** Request **
Your task is to output all the records below, word for word.
--
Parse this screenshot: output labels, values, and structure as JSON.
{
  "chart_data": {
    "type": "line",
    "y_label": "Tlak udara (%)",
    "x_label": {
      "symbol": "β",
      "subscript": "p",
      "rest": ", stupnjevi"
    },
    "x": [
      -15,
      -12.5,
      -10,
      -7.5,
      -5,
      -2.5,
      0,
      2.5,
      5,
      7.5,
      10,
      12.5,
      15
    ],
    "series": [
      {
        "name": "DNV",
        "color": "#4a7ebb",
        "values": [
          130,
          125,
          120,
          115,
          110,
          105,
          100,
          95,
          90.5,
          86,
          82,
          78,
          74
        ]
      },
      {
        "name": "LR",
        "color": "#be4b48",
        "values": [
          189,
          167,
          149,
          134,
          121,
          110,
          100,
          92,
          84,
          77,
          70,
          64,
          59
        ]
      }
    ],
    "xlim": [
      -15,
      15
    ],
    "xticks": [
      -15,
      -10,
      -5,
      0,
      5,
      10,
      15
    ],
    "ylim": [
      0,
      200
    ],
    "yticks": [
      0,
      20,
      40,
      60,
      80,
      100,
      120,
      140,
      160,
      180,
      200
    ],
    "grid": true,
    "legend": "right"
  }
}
--
** Expected answer **
Parse this screenshot: output labels, values, and structure as JSON.
{
  "chart_data": {
    "type": "line",
    "y_label": "Tlak udara (%)",
    "x_label": {
      "symbol": "β",
      "subscript": "p",
      "rest": ", stupnjevi"
    },
    "x": [
      -15,
      -12.5,
      -10,
      -7.5,
      -5,
      -2.5,
      0,
      2.5,
      5,
      7.5,
      10,
      12.5,
      15
    ],
    "series": [
      {
        "name": "DNV",
        "color": "#4a7ebb",
        "values": [
          130,
          125,
          120,
          115,
          110,
          105,
          100,
          95,
          90.5,
          86,
          82,
          78,
          74
        ]
      },
      {
        "name": "LR",
        "color": "#be4b48",
        "values": [
          189,
          167,
          149,
          134,
          121,
          110,
          100,
          92,
          84,
          77,
          70,
          64,
          59
        ]
      }
    ],
    "xlim": [
      -15,
      15
    ],
    "xticks": [
      -15,
      -10,
      -5,
      0,
      5,
      10,
      15
    ],
    "ylim": [
      0,
      200
    ],
    "yticks": [
      0,
      20,
      40,
      60,
      80,
      100,
      120,
      140,
      160,
      180,
      200
    ],
    "grid": true,
    "legend": "right"
  }
}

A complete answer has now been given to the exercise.